(Raw records)
◆ ◆ ◆

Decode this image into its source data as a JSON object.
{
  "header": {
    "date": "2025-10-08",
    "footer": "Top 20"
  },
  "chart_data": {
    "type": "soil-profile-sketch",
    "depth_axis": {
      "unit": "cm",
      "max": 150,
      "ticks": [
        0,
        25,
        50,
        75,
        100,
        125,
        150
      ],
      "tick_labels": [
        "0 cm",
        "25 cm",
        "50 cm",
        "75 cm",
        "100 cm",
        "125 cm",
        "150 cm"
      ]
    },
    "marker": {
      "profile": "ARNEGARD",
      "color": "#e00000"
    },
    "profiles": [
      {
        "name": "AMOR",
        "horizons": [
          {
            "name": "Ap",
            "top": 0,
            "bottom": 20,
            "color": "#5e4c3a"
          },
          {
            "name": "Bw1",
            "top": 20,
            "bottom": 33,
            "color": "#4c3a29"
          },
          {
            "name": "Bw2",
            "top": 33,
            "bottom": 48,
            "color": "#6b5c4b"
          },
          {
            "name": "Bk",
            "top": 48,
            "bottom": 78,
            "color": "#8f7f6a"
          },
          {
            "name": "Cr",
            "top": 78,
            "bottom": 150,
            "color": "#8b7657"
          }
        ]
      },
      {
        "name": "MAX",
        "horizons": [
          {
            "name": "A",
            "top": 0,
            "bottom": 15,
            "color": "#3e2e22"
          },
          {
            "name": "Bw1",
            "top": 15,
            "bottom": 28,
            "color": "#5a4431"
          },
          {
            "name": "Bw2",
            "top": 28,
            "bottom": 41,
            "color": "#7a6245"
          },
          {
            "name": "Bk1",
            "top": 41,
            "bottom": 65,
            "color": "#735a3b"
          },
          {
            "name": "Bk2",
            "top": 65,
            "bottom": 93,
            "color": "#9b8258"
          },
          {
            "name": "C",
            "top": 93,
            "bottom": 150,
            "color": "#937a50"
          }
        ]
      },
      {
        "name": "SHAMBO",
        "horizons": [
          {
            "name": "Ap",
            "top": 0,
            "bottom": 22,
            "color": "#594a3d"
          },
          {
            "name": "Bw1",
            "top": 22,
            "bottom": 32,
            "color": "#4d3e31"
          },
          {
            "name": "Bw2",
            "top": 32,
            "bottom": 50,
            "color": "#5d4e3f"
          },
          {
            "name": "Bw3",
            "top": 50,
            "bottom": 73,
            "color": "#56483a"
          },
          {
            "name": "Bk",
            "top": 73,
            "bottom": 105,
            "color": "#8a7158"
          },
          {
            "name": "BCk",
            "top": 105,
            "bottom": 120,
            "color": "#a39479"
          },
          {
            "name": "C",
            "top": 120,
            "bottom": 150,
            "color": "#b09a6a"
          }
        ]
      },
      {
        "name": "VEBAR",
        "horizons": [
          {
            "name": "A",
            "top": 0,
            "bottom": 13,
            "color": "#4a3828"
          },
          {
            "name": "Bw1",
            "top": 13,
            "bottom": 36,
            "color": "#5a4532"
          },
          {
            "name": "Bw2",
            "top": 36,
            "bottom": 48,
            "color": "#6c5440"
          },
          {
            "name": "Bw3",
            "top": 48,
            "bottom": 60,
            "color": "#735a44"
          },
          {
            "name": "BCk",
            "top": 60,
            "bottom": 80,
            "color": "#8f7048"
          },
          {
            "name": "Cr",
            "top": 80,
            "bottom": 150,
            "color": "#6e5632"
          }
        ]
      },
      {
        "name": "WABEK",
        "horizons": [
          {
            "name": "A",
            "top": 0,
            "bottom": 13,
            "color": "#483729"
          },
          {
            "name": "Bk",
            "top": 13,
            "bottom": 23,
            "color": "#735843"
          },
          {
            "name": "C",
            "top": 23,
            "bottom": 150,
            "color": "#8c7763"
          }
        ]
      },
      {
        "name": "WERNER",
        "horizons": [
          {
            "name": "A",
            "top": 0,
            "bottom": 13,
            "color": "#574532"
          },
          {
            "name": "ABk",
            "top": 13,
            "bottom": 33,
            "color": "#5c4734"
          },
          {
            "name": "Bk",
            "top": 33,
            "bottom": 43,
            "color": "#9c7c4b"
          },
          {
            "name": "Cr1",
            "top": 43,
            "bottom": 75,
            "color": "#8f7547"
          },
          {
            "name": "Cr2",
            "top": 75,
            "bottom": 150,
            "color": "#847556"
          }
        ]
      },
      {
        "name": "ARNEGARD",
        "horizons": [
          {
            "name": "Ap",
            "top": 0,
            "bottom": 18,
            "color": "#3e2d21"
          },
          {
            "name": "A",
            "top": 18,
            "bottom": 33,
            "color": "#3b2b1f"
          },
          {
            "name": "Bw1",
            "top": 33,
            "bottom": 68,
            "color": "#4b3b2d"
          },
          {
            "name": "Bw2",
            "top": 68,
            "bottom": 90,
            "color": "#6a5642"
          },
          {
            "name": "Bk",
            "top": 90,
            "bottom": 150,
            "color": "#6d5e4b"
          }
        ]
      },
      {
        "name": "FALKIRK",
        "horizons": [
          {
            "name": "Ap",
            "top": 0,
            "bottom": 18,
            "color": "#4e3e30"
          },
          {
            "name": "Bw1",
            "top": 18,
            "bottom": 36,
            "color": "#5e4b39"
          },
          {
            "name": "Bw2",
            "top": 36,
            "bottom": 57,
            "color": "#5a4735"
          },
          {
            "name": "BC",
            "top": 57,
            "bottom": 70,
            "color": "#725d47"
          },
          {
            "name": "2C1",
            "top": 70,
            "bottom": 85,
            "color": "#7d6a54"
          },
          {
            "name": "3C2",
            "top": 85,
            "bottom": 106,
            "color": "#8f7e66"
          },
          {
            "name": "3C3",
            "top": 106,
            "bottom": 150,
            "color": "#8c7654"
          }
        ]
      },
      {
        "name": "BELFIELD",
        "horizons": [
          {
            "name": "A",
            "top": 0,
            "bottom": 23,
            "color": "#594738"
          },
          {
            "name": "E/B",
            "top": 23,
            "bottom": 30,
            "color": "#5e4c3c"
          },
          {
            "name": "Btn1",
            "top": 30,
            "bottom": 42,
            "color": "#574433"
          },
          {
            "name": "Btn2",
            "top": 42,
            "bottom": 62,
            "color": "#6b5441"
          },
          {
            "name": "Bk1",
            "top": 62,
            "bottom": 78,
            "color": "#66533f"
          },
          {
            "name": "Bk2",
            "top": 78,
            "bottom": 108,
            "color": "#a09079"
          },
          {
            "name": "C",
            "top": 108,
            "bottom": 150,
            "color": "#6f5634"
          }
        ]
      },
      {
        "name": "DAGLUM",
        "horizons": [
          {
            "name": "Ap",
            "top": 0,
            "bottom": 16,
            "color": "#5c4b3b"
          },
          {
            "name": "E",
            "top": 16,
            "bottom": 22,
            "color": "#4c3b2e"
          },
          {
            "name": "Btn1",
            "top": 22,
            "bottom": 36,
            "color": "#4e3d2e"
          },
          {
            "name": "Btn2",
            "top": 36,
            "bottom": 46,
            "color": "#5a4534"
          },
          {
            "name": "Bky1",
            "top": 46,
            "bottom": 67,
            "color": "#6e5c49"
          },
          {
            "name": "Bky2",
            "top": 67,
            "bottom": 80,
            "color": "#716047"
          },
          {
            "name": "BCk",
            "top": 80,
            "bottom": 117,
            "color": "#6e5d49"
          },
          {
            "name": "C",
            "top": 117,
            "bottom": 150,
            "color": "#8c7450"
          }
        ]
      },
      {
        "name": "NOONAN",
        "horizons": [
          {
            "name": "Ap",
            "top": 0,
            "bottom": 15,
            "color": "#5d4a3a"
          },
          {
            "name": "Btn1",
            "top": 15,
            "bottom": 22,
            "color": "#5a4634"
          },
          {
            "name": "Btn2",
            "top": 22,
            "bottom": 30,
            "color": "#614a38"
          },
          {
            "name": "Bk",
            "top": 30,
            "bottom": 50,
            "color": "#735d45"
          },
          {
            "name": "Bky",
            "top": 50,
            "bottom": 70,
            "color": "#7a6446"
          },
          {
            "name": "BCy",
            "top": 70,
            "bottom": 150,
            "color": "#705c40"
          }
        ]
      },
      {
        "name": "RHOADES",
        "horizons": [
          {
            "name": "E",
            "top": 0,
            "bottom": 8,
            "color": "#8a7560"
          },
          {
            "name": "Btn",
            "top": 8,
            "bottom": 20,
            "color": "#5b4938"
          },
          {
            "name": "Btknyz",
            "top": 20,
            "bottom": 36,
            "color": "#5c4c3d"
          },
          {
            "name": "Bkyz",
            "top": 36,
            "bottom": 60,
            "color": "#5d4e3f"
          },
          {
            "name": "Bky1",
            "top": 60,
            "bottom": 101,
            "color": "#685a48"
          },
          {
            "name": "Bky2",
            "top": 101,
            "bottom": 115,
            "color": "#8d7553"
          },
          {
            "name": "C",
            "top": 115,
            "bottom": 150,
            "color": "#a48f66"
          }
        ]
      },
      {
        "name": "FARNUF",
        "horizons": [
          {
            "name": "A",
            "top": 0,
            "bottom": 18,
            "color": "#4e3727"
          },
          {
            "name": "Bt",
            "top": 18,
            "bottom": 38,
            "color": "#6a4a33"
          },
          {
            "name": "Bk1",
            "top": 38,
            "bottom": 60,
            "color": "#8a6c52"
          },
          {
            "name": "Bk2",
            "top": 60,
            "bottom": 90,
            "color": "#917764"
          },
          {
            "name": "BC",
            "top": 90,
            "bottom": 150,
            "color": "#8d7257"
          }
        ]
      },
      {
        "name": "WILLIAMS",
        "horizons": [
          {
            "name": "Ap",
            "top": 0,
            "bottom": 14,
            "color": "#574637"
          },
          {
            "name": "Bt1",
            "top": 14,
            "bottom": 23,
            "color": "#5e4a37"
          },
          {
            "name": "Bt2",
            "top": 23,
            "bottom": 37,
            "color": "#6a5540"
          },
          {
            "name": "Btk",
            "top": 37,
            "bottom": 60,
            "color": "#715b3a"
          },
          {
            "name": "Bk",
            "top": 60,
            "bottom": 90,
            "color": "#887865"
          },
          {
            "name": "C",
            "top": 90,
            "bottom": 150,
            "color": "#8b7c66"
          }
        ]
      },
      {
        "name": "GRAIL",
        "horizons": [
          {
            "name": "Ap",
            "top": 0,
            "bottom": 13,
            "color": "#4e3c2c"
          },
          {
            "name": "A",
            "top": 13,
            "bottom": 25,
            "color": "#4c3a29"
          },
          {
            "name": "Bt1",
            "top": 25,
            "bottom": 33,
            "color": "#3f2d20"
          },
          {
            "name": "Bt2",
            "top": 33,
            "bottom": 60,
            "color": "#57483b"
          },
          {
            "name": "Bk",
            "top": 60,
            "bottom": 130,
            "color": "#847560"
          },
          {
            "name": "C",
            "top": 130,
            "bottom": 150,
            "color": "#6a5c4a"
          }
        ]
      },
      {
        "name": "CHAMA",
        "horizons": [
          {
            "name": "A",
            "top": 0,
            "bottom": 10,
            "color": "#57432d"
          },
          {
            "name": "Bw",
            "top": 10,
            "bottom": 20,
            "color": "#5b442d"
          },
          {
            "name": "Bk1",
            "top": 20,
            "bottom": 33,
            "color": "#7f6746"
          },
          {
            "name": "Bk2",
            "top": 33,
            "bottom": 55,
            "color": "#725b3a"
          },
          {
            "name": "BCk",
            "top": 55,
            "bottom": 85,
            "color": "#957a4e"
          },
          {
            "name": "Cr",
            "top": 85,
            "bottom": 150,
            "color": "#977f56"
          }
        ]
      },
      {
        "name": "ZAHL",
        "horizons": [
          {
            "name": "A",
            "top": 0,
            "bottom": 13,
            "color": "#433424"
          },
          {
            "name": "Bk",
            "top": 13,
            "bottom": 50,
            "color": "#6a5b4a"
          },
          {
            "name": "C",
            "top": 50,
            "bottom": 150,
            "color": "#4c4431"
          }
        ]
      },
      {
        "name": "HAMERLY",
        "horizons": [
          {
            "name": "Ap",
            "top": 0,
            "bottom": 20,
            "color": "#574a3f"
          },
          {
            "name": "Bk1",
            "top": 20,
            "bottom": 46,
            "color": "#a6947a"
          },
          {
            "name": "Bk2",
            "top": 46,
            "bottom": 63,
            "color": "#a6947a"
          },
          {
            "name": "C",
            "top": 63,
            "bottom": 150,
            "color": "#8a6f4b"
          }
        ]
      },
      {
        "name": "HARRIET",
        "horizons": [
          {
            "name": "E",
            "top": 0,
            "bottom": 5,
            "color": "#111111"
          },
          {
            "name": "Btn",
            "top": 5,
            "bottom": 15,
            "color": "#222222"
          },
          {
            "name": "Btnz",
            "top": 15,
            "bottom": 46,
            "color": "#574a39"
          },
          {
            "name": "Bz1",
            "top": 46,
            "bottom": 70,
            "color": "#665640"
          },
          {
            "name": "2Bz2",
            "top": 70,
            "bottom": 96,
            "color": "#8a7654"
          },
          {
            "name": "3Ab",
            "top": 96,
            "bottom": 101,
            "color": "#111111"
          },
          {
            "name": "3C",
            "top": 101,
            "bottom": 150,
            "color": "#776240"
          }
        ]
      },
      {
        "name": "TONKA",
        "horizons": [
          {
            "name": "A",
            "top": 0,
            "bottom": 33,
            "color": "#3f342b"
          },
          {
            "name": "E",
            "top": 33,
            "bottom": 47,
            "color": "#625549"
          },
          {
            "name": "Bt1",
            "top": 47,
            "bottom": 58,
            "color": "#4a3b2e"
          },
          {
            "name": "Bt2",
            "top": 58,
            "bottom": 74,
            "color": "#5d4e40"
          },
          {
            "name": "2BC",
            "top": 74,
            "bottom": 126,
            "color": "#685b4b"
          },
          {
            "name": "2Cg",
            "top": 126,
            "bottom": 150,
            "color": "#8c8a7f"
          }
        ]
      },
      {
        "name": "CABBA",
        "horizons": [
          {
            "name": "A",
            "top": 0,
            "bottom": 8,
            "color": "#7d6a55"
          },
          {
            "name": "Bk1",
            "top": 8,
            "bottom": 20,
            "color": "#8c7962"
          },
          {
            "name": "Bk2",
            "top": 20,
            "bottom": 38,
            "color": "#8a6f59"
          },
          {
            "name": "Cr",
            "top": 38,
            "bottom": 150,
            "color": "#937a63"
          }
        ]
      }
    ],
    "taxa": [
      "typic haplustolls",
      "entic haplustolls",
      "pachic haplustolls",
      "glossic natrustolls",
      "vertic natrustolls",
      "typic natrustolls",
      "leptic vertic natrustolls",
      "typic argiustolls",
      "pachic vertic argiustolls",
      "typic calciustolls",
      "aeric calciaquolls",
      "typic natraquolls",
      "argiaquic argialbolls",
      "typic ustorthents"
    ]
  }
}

◆ ◆ ◆

• _EXERCISE TASK_
Show the lines of the records that include the string "haplustolls".

• _FINAL RESULT_
      "typic haplustolls",
      "entic haplustolls",
      "pachic haplustolls",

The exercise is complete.